Start RECORDS TO USE

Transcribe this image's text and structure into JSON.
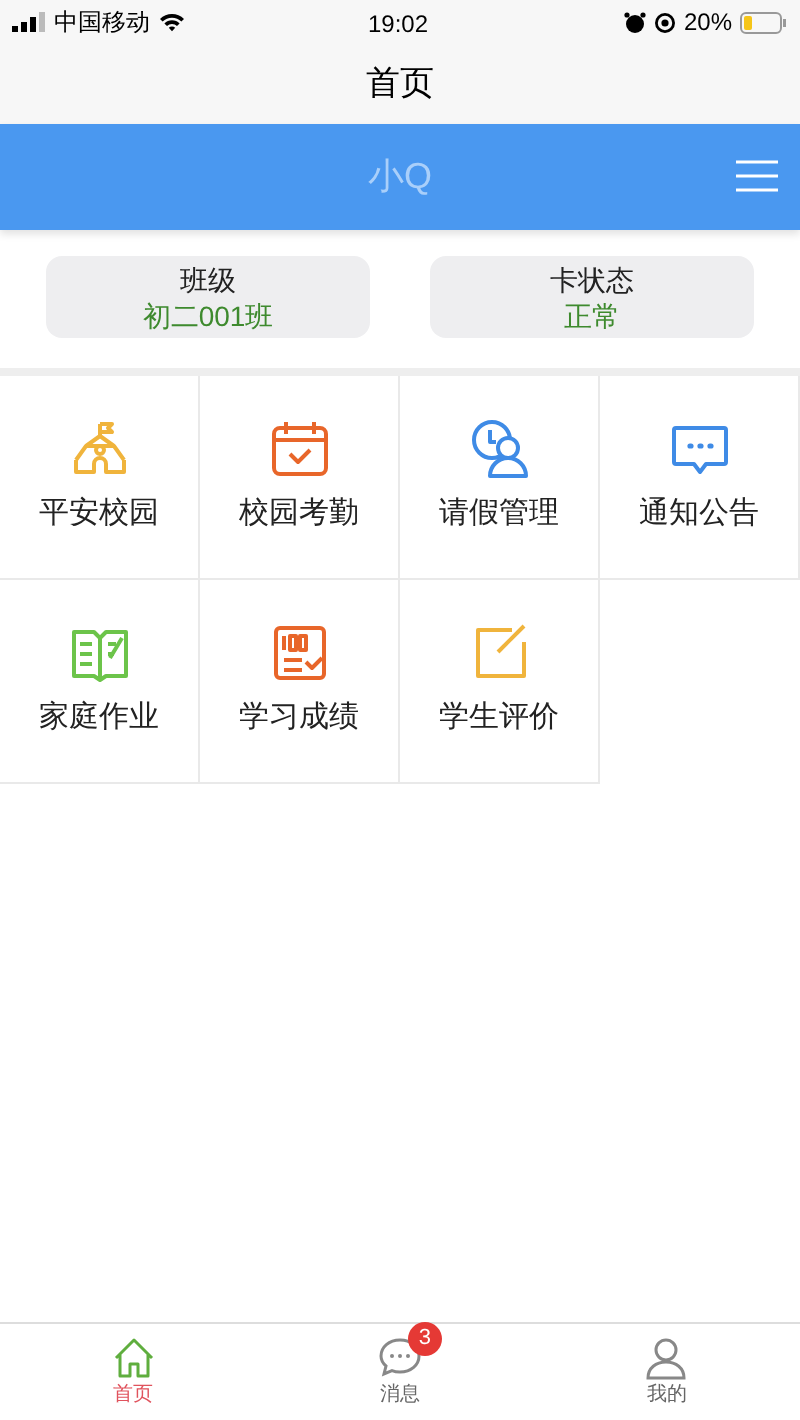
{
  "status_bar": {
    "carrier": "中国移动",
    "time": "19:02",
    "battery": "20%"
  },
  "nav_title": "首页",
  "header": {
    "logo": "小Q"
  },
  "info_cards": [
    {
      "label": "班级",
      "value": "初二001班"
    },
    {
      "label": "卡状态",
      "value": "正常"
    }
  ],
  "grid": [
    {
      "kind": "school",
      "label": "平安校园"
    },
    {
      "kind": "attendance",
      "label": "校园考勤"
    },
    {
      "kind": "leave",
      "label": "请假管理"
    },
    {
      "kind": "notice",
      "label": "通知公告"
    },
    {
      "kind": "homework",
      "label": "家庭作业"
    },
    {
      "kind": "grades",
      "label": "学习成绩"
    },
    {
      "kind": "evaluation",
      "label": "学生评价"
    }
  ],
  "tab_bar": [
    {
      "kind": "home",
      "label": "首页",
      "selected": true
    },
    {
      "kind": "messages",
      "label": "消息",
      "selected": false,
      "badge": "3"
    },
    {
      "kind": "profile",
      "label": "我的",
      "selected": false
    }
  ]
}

End RECORDS TO USE
Start RECORDS TO USE

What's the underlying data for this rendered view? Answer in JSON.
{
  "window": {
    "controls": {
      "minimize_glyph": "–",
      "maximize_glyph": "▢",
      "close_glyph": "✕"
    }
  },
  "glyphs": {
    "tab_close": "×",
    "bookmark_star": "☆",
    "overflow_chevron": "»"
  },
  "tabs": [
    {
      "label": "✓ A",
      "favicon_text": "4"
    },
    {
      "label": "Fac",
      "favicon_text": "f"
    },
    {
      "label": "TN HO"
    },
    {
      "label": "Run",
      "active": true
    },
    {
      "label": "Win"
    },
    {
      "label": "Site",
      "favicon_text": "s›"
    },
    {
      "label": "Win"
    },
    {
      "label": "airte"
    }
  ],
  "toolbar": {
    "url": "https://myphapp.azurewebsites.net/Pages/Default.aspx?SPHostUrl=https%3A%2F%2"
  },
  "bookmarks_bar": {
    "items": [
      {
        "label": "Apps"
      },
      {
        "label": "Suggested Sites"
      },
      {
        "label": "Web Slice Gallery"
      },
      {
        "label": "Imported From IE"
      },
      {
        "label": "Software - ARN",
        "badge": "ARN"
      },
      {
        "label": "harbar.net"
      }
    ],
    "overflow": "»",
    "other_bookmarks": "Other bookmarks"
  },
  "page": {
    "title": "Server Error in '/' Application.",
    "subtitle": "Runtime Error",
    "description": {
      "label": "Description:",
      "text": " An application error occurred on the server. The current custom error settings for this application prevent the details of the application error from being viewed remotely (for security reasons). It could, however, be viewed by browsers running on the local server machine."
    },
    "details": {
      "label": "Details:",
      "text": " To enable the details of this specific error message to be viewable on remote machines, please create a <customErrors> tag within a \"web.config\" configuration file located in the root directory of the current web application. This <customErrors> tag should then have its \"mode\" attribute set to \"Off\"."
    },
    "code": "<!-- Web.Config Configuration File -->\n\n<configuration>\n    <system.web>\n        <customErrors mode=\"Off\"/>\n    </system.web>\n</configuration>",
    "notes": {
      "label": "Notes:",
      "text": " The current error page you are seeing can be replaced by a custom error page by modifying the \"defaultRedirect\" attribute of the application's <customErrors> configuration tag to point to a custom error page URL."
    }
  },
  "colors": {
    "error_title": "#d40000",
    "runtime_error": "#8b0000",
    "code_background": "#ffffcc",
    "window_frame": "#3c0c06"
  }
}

End RECORDS TO USE

• REQUEST:
Filter lines by "kind" and return each hit.

• EXERCISE RESULT:
      "kind": "school",
      "kind": "attendance",
      "kind": "leave",
      "kind": "notice",
      "kind": "homework",
      "kind": "grades",
      "kind": "evaluation",
      "kind": "home",
      "kind": "messages",
      "kind": "profile",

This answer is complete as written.